Stored records:

★ ★ ★ ★ ★

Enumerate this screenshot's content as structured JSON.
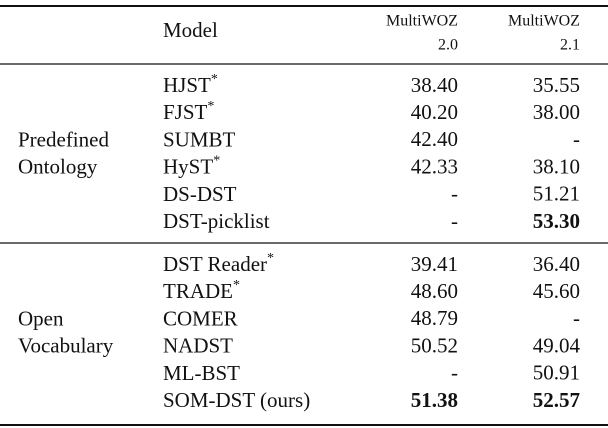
{
  "table": {
    "header": {
      "model": "Model",
      "columns": [
        {
          "name": "MultiWOZ",
          "version": "2.0"
        },
        {
          "name": "MultiWOZ",
          "version": "2.1"
        }
      ]
    },
    "groups": [
      {
        "label": [
          "Predefined",
          "Ontology"
        ],
        "rows": [
          {
            "model": "HJST",
            "mark": "*",
            "values": [
              "38.40",
              "35.55"
            ]
          },
          {
            "model": "FJST",
            "mark": "*",
            "values": [
              "40.20",
              "38.00"
            ]
          },
          {
            "model": "SUMBT",
            "values": [
              "42.40",
              "-"
            ]
          },
          {
            "model": "HyST",
            "mark": "*",
            "values": [
              "42.33",
              "38.10"
            ]
          },
          {
            "model": "DS-DST",
            "values": [
              "-",
              "51.21"
            ]
          },
          {
            "model": "DST-picklist",
            "values": [
              "-",
              "53.30"
            ],
            "bold": [
              false,
              true
            ]
          }
        ]
      },
      {
        "label": [
          "Open",
          "Vocabulary"
        ],
        "rows": [
          {
            "model": "DST Reader",
            "mark": "*",
            "values": [
              "39.41",
              "36.40"
            ]
          },
          {
            "model": "TRADE",
            "mark": "*",
            "values": [
              "48.60",
              "45.60"
            ]
          },
          {
            "model": "COMER",
            "values": [
              "48.79",
              "-"
            ]
          },
          {
            "model": "NADST",
            "values": [
              "50.52",
              "49.04"
            ]
          },
          {
            "model": "ML-BST",
            "values": [
              "-",
              "50.91"
            ]
          },
          {
            "model": "SOM-DST (ours)",
            "values": [
              "51.38",
              "52.57"
            ],
            "bold": [
              true,
              true
            ]
          }
        ]
      }
    ]
  }
}
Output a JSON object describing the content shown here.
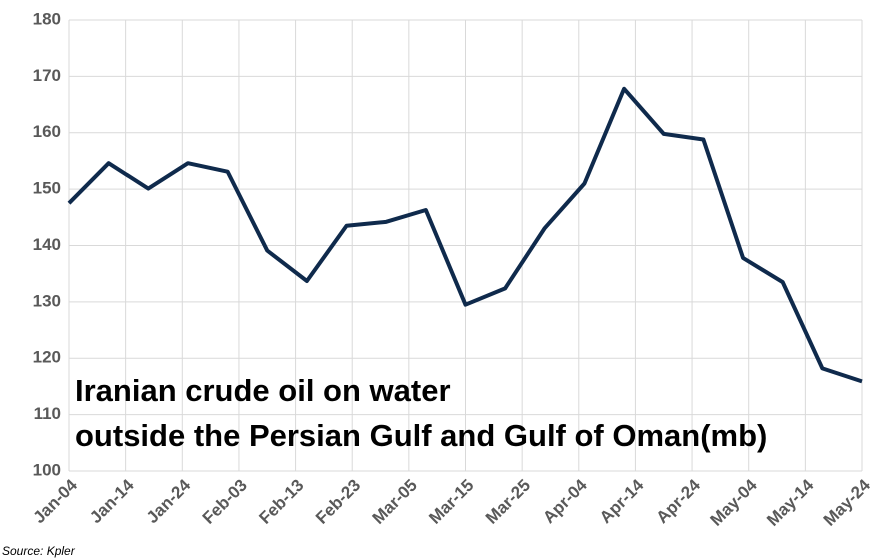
{
  "chart_data": {
    "type": "line",
    "annotation": [
      "Iranian crude oil on water",
      "outside the Persian Gulf and Gulf of Oman(mb)"
    ],
    "source": "Source: Kpler",
    "x": [
      0,
      7,
      14,
      21,
      28,
      35,
      42,
      49,
      56,
      63,
      70,
      77,
      84,
      91,
      98,
      105,
      112,
      119,
      126,
      133,
      140
    ],
    "series": [
      {
        "name": "Iranian crude oil on water",
        "color": "#0f2a4c",
        "values": [
          147.5,
          154.6,
          150.1,
          154.6,
          153.1,
          139.1,
          133.7,
          143.5,
          144.2,
          146.3,
          129.5,
          132.4,
          143.1,
          151.0,
          167.8,
          159.8,
          158.8,
          137.8,
          133.5,
          118.2,
          115.9
        ]
      }
    ],
    "xlim": [
      0,
      140
    ],
    "xticks": [
      {
        "value": 0,
        "label": "Jan-04"
      },
      {
        "value": 10,
        "label": "Jan-14"
      },
      {
        "value": 20,
        "label": "Jan-24"
      },
      {
        "value": 30,
        "label": "Feb-03"
      },
      {
        "value": 40,
        "label": "Feb-13"
      },
      {
        "value": 50,
        "label": "Feb-23"
      },
      {
        "value": 60,
        "label": "Mar-05"
      },
      {
        "value": 70,
        "label": "Mar-15"
      },
      {
        "value": 80,
        "label": "Mar-25"
      },
      {
        "value": 90,
        "label": "Apr-04"
      },
      {
        "value": 100,
        "label": "Apr-14"
      },
      {
        "value": 110,
        "label": "Apr-24"
      },
      {
        "value": 120,
        "label": "May-04"
      },
      {
        "value": 130,
        "label": "May-14"
      },
      {
        "value": 140,
        "label": "May-24"
      }
    ],
    "ylim": [
      100,
      180
    ],
    "yticks": [
      100,
      110,
      120,
      130,
      140,
      150,
      160,
      170,
      180
    ],
    "grid": true
  }
}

★ ★ ★ ★ ★

● WHAT YOU HAVE TO DO
From the records given above, reproduce all text exactly and exclude each picture.

● EXPECTED OUTPUT
Enumerate this screenshot's content as structured JSON.
{
  "table": {
    "header": {
      "model": "Model",
      "columns": [
        {
          "name": "MultiWOZ",
          "version": "2.0"
        },
        {
          "name": "MultiWOZ",
          "version": "2.1"
        }
      ]
    },
    "groups": [
      {
        "label": [
          "Predefined",
          "Ontology"
        ],
        "rows": [
          {
            "model": "HJST",
            "mark": "*",
            "values": [
              "38.40",
              "35.55"
            ]
          },
          {
            "model": "FJST",
            "mark": "*",
            "values": [
              "40.20",
              "38.00"
            ]
          },
          {
            "model": "SUMBT",
            "values": [
              "42.40",
              "-"
            ]
          },
          {
            "model": "HyST",
            "mark": "*",
            "values": [
              "42.33",
              "38.10"
            ]
          },
          {
            "model": "DS-DST",
            "values": [
              "-",
              "51.21"
            ]
          },
          {
            "model": "DST-picklist",
            "values": [
              "-",
              "53.30"
            ],
            "bold": [
              false,
              true
            ]
          }
        ]
      },
      {
        "label": [
          "Open",
          "Vocabulary"
        ],
        "rows": [
          {
            "model": "DST Reader",
            "mark": "*",
            "values": [
              "39.41",
              "36.40"
            ]
          },
          {
            "model": "TRADE",
            "mark": "*",
            "values": [
              "48.60",
              "45.60"
            ]
          },
          {
            "model": "COMER",
            "values": [
              "48.79",
              "-"
            ]
          },
          {
            "model": "NADST",
            "values": [
              "50.52",
              "49.04"
            ]
          },
          {
            "model": "ML-BST",
            "values": [
              "-",
              "50.91"
            ]
          },
          {
            "model": "SOM-DST (ours)",
            "values": [
              "51.38",
              "52.57"
            ],
            "bold": [
              true,
              true
            ]
          }
        ]
      }
    ]
  }
}
Output a JSON object describing the content shown here.
{
  "chart_data": {
    "type": "line",
    "annotation": [
      "Iranian crude oil on water",
      "outside the Persian Gulf and Gulf of Oman(mb)"
    ],
    "source": "Source: Kpler",
    "x": [
      0,
      7,
      14,
      21,
      28,
      35,
      42,
      49,
      56,
      63,
      70,
      77,
      84,
      91,
      98,
      105,
      112,
      119,
      126,
      133,
      140
    ],
    "series": [
      {
        "name": "Iranian crude oil on water",
        "color": "#0f2a4c",
        "values": [
          147.5,
          154.6,
          150.1,
          154.6,
          153.1,
          139.1,
          133.7,
          143.5,
          144.2,
          146.3,
          129.5,
          132.4,
          143.1,
          151.0,
          167.8,
          159.8,
          158.8,
          137.8,
          133.5,
          118.2,
          115.9
        ]
      }
    ],
    "xlim": [
      0,
      140
    ],
    "xticks": [
      {
        "value": 0,
        "label": "Jan-04"
      },
      {
        "value": 10,
        "label": "Jan-14"
      },
      {
        "value": 20,
        "label": "Jan-24"
      },
      {
        "value": 30,
        "label": "Feb-03"
      },
      {
        "value": 40,
        "label": "Feb-13"
      },
      {
        "value": 50,
        "label": "Feb-23"
      },
      {
        "value": 60,
        "label": "Mar-05"
      },
      {
        "value": 70,
        "label": "Mar-15"
      },
      {
        "value": 80,
        "label": "Mar-25"
      },
      {
        "value": 90,
        "label": "Apr-04"
      },
      {
        "value": 100,
        "label": "Apr-14"
      },
      {
        "value": 110,
        "label": "Apr-24"
      },
      {
        "value": 120,
        "label": "May-04"
      },
      {
        "value": 130,
        "label": "May-14"
      },
      {
        "value": 140,
        "label": "May-24"
      }
    ],
    "ylim": [
      100,
      180
    ],
    "yticks": [
      100,
      110,
      120,
      130,
      140,
      150,
      160,
      170,
      180
    ],
    "grid": true
  }
}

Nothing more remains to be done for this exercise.